- _Task description_: Set down the records once more, please, exactly and with the pictures left out.

- _Items from a dataset_:
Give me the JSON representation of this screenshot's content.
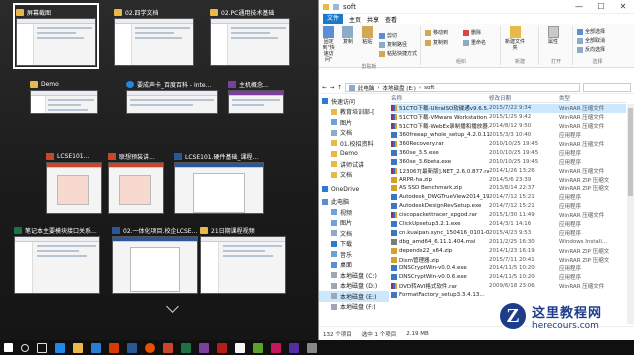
{
  "task_view": {
    "thumbs": [
      {
        "label": "屏幕截图",
        "icon": "folder"
      },
      {
        "label": "02.四学文档",
        "icon": "folder"
      },
      {
        "label": "02.PC通用技术基础",
        "icon": "folder"
      },
      {
        "label": "Demo",
        "icon": "folder"
      },
      {
        "label": "要成声卡_百度百科 - Inte...",
        "icon": "ie"
      },
      {
        "label": "主机概念...",
        "icon": "onenote"
      },
      {
        "label": "LCSE101...",
        "icon": "ppt"
      },
      {
        "label": "联想预装讲...",
        "icon": "ppt"
      },
      {
        "label": "LCSE101.硬件基础_课程...",
        "icon": "word"
      },
      {
        "label": "笔记本主要模块接口关系...",
        "icon": "excel"
      },
      {
        "label": "02.一体化项目.校企LCSE...",
        "icon": "word"
      },
      {
        "label": "21日期课程视频",
        "icon": "folder"
      }
    ]
  },
  "explorer": {
    "title": "soft",
    "window_controls": [
      "—",
      "☐",
      "✕"
    ],
    "tabs": [
      "文件",
      "主页",
      "共享",
      "查看"
    ],
    "ribbon": {
      "clipboard": {
        "pin": "固定到\"快速访问\"",
        "copy": "复制",
        "paste": "粘贴",
        "cut": "剪切",
        "copy_path": "复制路径",
        "paste_shortcut": "粘贴快捷方式",
        "label": "剪贴板"
      },
      "organize": {
        "move_to": "移动到",
        "copy_to": "复制到",
        "delete": "删除",
        "rename": "重命名",
        "label": "组织"
      },
      "new": {
        "new_folder": "新建文件夹",
        "label": "新建"
      },
      "open": {
        "properties": "属性",
        "label": "打开"
      },
      "select": {
        "all": "全部选择",
        "none": "全部取消",
        "invert": "反向选择",
        "label": "选择"
      }
    },
    "breadcrumb": [
      "此电脑",
      "本地磁盘 (E:)",
      "soft"
    ],
    "columns": {
      "name": "名称",
      "date": "修改日期",
      "type": "类型"
    },
    "nav": [
      {
        "label": "快速访问",
        "type": "star"
      },
      {
        "label": "教育培训部-[",
        "type": "folder"
      },
      {
        "label": "图片",
        "type": "pic"
      },
      {
        "label": "文档",
        "type": "doc"
      },
      {
        "label": "01.校招资料",
        "type": "folder"
      },
      {
        "label": "Demo",
        "type": "folder"
      },
      {
        "label": "讲师试讲",
        "type": "folder"
      },
      {
        "label": "文档",
        "type": "folder"
      },
      {
        "label": "OneDrive",
        "type": "cloud"
      },
      {
        "label": "此电脑",
        "type": "pc"
      },
      {
        "label": "视频",
        "type": "video"
      },
      {
        "label": "图片",
        "type": "pic"
      },
      {
        "label": "文档",
        "type": "doc"
      },
      {
        "label": "下载",
        "type": "down"
      },
      {
        "label": "音乐",
        "type": "music"
      },
      {
        "label": "桌面",
        "type": "desk"
      },
      {
        "label": "本地磁盘 (C:)",
        "type": "drive"
      },
      {
        "label": "本地磁盘 (D:)",
        "type": "drive"
      },
      {
        "label": "本地磁盘 (E:)",
        "type": "drive"
      },
      {
        "label": "本地磁盘 (F:)",
        "type": "drive"
      }
    ],
    "files": [
      {
        "name": "51CTO下载-UltraISO软碟通v9.6.5.32...",
        "date": "2015/7/22 9:34",
        "type": "WinRAR 压缩文件",
        "icon": "rar"
      },
      {
        "name": "51CTO下载-VMware Workstation 11 ...",
        "date": "2015/1/25 9:42",
        "type": "WinRAR 压缩文件",
        "icon": "rar"
      },
      {
        "name": "51CTO下载-WebEx录制播和播放器.rar",
        "date": "2014/8/12 9:50",
        "type": "WinRAR 压缩文件",
        "icon": "rar"
      },
      {
        "name": "360freeap_whole_setup_4.2.0.1101.exe",
        "date": "2015/3/3 10:40",
        "type": "应用程序",
        "icon": "exe"
      },
      {
        "name": "360Recovery.rar",
        "date": "2010/10/25 19:45",
        "type": "WinRAR 压缩文件",
        "icon": "rar"
      },
      {
        "name": "360se_3.5.exe",
        "date": "2010/10/25 19:45",
        "type": "应用程序",
        "icon": "exe"
      },
      {
        "name": "360se_3.6beta.exe",
        "date": "2010/10/25 19:45",
        "type": "应用程序",
        "icon": "exe"
      },
      {
        "name": "123067[最新版].NET_2.6.0.877.rar",
        "date": "2014/1/26 13:26",
        "type": "WinRAR 压缩文件",
        "icon": "rar"
      },
      {
        "name": "ARPR-ha.zip",
        "date": "2014/5/6 23:39",
        "type": "WinRAR ZIP 压缩文件",
        "icon": "zip"
      },
      {
        "name": "AS SSD Benchmark.zip",
        "date": "2013/8/14 22:37",
        "type": "WinRAR ZIP 压缩文件",
        "icon": "zip"
      },
      {
        "name": "Autodesk_DWGTrueView2014_19.1.18...",
        "date": "2014/7/12 15:21",
        "type": "应用程序",
        "icon": "exe"
      },
      {
        "name": "AutodeskDesignRevSetup.exe",
        "date": "2014/7/12 15:21",
        "type": "应用程序",
        "icon": "exe"
      },
      {
        "name": "ciscopackettracer_xpgod.rar",
        "date": "2015/1/30 11:49",
        "type": "WinRAR 压缩文件",
        "icon": "rar"
      },
      {
        "name": "ClickUpsetup3.2.1.exe",
        "date": "2014/3/1 14:16",
        "type": "应用程序",
        "icon": "exe"
      },
      {
        "name": "cn.kuaipan.sync_150416_0101-0201-0...",
        "date": "2015/4/23 9:53",
        "type": "应用程序",
        "icon": "exe"
      },
      {
        "name": "dbg_amd64_6.11.1.404.msi",
        "date": "2011/2/25 16:30",
        "type": "Windows Install...",
        "icon": "msi"
      },
      {
        "name": "depends22_x64.zip",
        "date": "2014/1/23 16:19",
        "type": "WinRAR ZIP 压缩文件",
        "icon": "zip"
      },
      {
        "name": "Dism管理器.zip",
        "date": "2015/7/11 20:41",
        "type": "WinRAR ZIP 压缩文件",
        "icon": "zip"
      },
      {
        "name": "DNSCryptWin-v0.0.4.exe",
        "date": "2014/11/5 10:20",
        "type": "应用程序",
        "icon": "exe"
      },
      {
        "name": "DNSCryptWin-v0.0.6.exe",
        "date": "2014/11/5 10:20",
        "type": "应用程序",
        "icon": "exe"
      },
      {
        "name": "DVD转AVI格式软件.rar",
        "date": "2009/6/18 23:06",
        "type": "WinRAR 压缩文件",
        "icon": "rar"
      },
      {
        "name": "FormatFactory_setup3.3.4.13...",
        "date": "",
        "type": "",
        "icon": "exe"
      }
    ],
    "status": {
      "count": "132 个项目",
      "selected": "选中 1 个项目",
      "size": "2.19 MB"
    }
  },
  "watermark": {
    "logo": "Z",
    "title": "这里教程网",
    "url": "herecours.com"
  },
  "colors": {
    "accent": "#1979ca",
    "taskbar": "#101010"
  }
}
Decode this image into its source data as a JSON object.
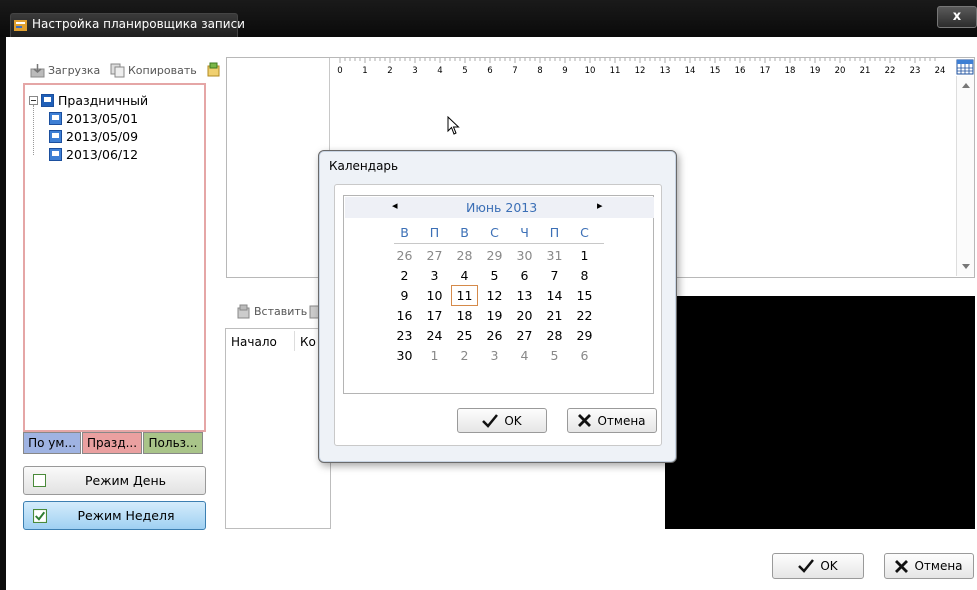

- _Full response_:
Give me the JSON representation of this screenshot's content.
{
  "task_view": {
    "thumbs": [
      {
        "label": "屏幕截图",
        "icon": "folder"
      },
      {
        "label": "02.四学文档",
        "icon": "folder"
      },
      {
        "label": "02.PC通用技术基础",
        "icon": "folder"
      },
      {
        "label": "Demo",
        "icon": "folder"
      },
      {
        "label": "要成声卡_百度百科 - Inte...",
        "icon": "ie"
      },
      {
        "label": "主机概念...",
        "icon": "onenote"
      },
      {
        "label": "LCSE101...",
        "icon": "ppt"
      },
      {
        "label": "联想预装讲...",
        "icon": "ppt"
      },
      {
        "label": "LCSE101.硬件基础_课程...",
        "icon": "word"
      },
      {
        "label": "笔记本主要模块接口关系...",
        "icon": "excel"
      },
      {
        "label": "02.一体化项目.校企LCSE...",
        "icon": "word"
      },
      {
        "label": "21日期课程视频",
        "icon": "folder"
      }
    ]
  },
  "explorer": {
    "title": "soft",
    "window_controls": [
      "—",
      "☐",
      "✕"
    ],
    "tabs": [
      "文件",
      "主页",
      "共享",
      "查看"
    ],
    "ribbon": {
      "clipboard": {
        "pin": "固定到\"快速访问\"",
        "copy": "复制",
        "paste": "粘贴",
        "cut": "剪切",
        "copy_path": "复制路径",
        "paste_shortcut": "粘贴快捷方式",
        "label": "剪贴板"
      },
      "organize": {
        "move_to": "移动到",
        "copy_to": "复制到",
        "delete": "删除",
        "rename": "重命名",
        "label": "组织"
      },
      "new": {
        "new_folder": "新建文件夹",
        "label": "新建"
      },
      "open": {
        "properties": "属性",
        "label": "打开"
      },
      "select": {
        "all": "全部选择",
        "none": "全部取消",
        "invert": "反向选择",
        "label": "选择"
      }
    },
    "breadcrumb": [
      "此电脑",
      "本地磁盘 (E:)",
      "soft"
    ],
    "columns": {
      "name": "名称",
      "date": "修改日期",
      "type": "类型"
    },
    "nav": [
      {
        "label": "快速访问",
        "type": "star"
      },
      {
        "label": "教育培训部-[",
        "type": "folder"
      },
      {
        "label": "图片",
        "type": "pic"
      },
      {
        "label": "文档",
        "type": "doc"
      },
      {
        "label": "01.校招资料",
        "type": "folder"
      },
      {
        "label": "Demo",
        "type": "folder"
      },
      {
        "label": "讲师试讲",
        "type": "folder"
      },
      {
        "label": "文档",
        "type": "folder"
      },
      {
        "label": "OneDrive",
        "type": "cloud"
      },
      {
        "label": "此电脑",
        "type": "pc"
      },
      {
        "label": "视频",
        "type": "video"
      },
      {
        "label": "图片",
        "type": "pic"
      },
      {
        "label": "文档",
        "type": "doc"
      },
      {
        "label": "下载",
        "type": "down"
      },
      {
        "label": "音乐",
        "type": "music"
      },
      {
        "label": "桌面",
        "type": "desk"
      },
      {
        "label": "本地磁盘 (C:)",
        "type": "drive"
      },
      {
        "label": "本地磁盘 (D:)",
        "type": "drive"
      },
      {
        "label": "本地磁盘 (E:)",
        "type": "drive"
      },
      {
        "label": "本地磁盘 (F:)",
        "type": "drive"
      }
    ],
    "files": [
      {
        "name": "51CTO下载-UltraISO软碟通v9.6.5.32...",
        "date": "2015/7/22 9:34",
        "type": "WinRAR 压缩文件",
        "icon": "rar"
      },
      {
        "name": "51CTO下载-VMware Workstation 11 ...",
        "date": "2015/1/25 9:42",
        "type": "WinRAR 压缩文件",
        "icon": "rar"
      },
      {
        "name": "51CTO下载-WebEx录制播和播放器.rar",
        "date": "2014/8/12 9:50",
        "type": "WinRAR 压缩文件",
        "icon": "rar"
      },
      {
        "name": "360freeap_whole_setup_4.2.0.1101.exe",
        "date": "2015/3/3 10:40",
        "type": "应用程序",
        "icon": "exe"
      },
      {
        "name": "360Recovery.rar",
        "date": "2010/10/25 19:45",
        "type": "WinRAR 压缩文件",
        "icon": "rar"
      },
      {
        "name": "360se_3.5.exe",
        "date": "2010/10/25 19:45",
        "type": "应用程序",
        "icon": "exe"
      },
      {
        "name": "360se_3.6beta.exe",
        "date": "2010/10/25 19:45",
        "type": "应用程序",
        "icon": "exe"
      },
      {
        "name": "123067[最新版].NET_2.6.0.877.rar",
        "date": "2014/1/26 13:26",
        "type": "WinRAR 压缩文件",
        "icon": "rar"
      },
      {
        "name": "ARPR-ha.zip",
        "date": "2014/5/6 23:39",
        "type": "WinRAR ZIP 压缩文件",
        "icon": "zip"
      },
      {
        "name": "AS SSD Benchmark.zip",
        "date": "2013/8/14 22:37",
        "type": "WinRAR ZIP 压缩文件",
        "icon": "zip"
      },
      {
        "name": "Autodesk_DWGTrueView2014_19.1.18...",
        "date": "2014/7/12 15:21",
        "type": "应用程序",
        "icon": "exe"
      },
      {
        "name": "AutodeskDesignRevSetup.exe",
        "date": "2014/7/12 15:21",
        "type": "应用程序",
        "icon": "exe"
      },
      {
        "name": "ciscopackettracer_xpgod.rar",
        "date": "2015/1/30 11:49",
        "type": "WinRAR 压缩文件",
        "icon": "rar"
      },
      {
        "name": "ClickUpsetup3.2.1.exe",
        "date": "2014/3/1 14:16",
        "type": "应用程序",
        "icon": "exe"
      },
      {
        "name": "cn.kuaipan.sync_150416_0101-0201-0...",
        "date": "2015/4/23 9:53",
        "type": "应用程序",
        "icon": "exe"
      },
      {
        "name": "dbg_amd64_6.11.1.404.msi",
        "date": "2011/2/25 16:30",
        "type": "Windows Install...",
        "icon": "msi"
      },
      {
        "name": "depends22_x64.zip",
        "date": "2014/1/23 16:19",
        "type": "WinRAR ZIP 压缩文件",
        "icon": "zip"
      },
      {
        "name": "Dism管理器.zip",
        "date": "2015/7/11 20:41",
        "type": "WinRAR ZIP 压缩文件",
        "icon": "zip"
      },
      {
        "name": "DNSCryptWin-v0.0.4.exe",
        "date": "2014/11/5 10:20",
        "type": "应用程序",
        "icon": "exe"
      },
      {
        "name": "DNSCryptWin-v0.0.6.exe",
        "date": "2014/11/5 10:20",
        "type": "应用程序",
        "icon": "exe"
      },
      {
        "name": "DVD转AVI格式软件.rar",
        "date": "2009/6/18 23:06",
        "type": "WinRAR 压缩文件",
        "icon": "rar"
      },
      {
        "name": "FormatFactory_setup3.3.4.13...",
        "date": "",
        "type": "",
        "icon": "exe"
      }
    ],
    "status": {
      "count": "132 个项目",
      "selected": "选中 1 个项目",
      "size": "2.19 MB"
    }
  },
  "watermark": {
    "logo": "Z",
    "title": "这里教程网",
    "url": "herecours.com"
  },
  "colors": {
    "accent": "#1979ca",
    "taskbar": "#101010"
  }
}
Decode this image into its source data as a JSON object.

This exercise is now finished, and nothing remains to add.